| What you are asked to do |
Lines holding the string "legend" are the ones to copy; find them all in the data.

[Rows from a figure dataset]
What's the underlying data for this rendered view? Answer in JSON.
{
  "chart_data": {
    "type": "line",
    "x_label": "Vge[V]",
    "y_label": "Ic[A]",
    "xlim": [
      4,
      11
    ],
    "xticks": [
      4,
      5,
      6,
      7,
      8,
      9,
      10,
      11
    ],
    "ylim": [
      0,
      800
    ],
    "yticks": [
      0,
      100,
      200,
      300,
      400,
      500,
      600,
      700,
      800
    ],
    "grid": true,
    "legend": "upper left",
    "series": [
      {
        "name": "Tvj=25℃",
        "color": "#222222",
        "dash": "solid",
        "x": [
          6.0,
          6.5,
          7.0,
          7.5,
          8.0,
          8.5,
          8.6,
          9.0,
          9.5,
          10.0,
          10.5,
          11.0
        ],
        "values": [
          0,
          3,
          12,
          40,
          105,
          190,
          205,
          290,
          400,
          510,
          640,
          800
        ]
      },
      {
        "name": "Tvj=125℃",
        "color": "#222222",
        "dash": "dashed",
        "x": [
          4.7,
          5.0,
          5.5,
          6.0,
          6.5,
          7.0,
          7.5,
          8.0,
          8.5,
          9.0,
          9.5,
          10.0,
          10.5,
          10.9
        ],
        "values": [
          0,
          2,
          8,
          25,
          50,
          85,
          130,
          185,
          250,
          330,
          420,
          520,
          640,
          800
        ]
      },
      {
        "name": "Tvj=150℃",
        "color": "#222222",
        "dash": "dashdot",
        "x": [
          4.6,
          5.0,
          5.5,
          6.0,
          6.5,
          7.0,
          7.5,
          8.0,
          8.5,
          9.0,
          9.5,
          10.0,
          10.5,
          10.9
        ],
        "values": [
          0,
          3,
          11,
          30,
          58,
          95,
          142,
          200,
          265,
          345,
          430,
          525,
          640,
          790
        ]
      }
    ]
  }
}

* * *

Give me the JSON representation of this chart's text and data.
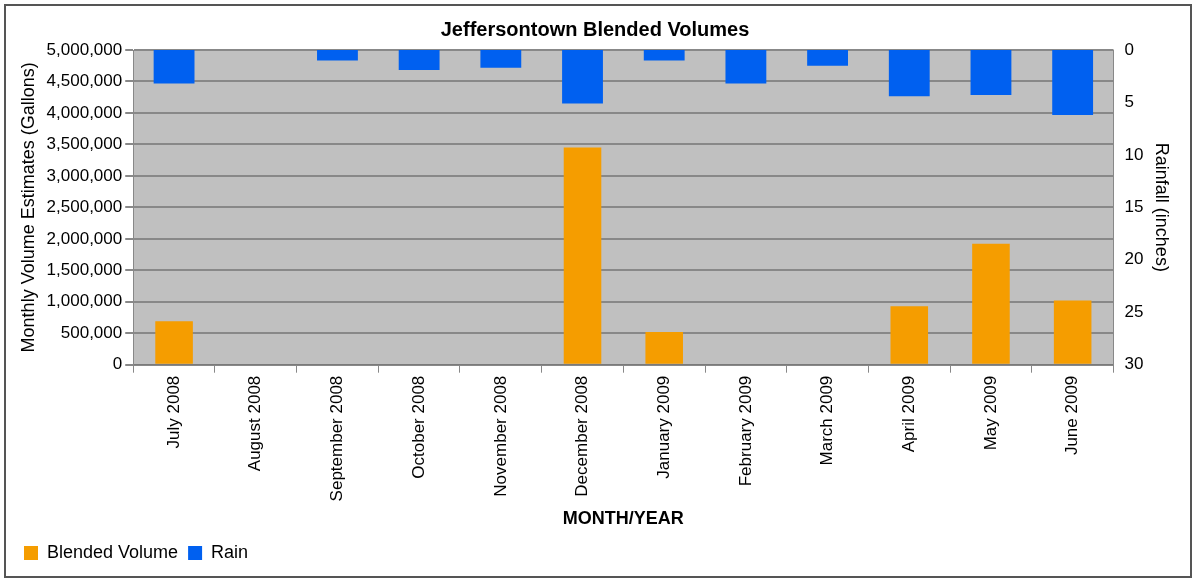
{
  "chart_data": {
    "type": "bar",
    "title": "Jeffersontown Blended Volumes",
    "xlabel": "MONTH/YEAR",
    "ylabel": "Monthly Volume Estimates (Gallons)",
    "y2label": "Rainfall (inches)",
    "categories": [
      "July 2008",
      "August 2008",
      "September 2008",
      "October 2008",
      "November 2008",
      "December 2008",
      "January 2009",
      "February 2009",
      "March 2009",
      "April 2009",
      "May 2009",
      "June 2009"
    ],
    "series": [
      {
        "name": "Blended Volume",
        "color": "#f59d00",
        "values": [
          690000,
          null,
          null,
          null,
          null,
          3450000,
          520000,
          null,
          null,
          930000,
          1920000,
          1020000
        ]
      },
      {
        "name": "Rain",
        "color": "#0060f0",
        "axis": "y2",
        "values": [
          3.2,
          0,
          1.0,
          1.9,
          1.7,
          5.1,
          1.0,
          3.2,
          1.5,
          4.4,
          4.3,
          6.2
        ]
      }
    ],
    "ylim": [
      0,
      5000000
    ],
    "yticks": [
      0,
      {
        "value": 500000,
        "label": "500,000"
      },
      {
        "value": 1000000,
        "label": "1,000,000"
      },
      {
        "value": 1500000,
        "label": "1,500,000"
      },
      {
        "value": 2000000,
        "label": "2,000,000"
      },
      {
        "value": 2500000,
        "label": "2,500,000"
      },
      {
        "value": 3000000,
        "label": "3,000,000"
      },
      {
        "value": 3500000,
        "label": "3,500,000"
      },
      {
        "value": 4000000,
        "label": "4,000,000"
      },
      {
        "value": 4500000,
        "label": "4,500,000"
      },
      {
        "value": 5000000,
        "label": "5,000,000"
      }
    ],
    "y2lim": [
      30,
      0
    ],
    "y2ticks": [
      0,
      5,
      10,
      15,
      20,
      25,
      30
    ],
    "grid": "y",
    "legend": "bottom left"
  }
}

| The completed task |
    "legend": "upper left",
    "legend": "bottom left"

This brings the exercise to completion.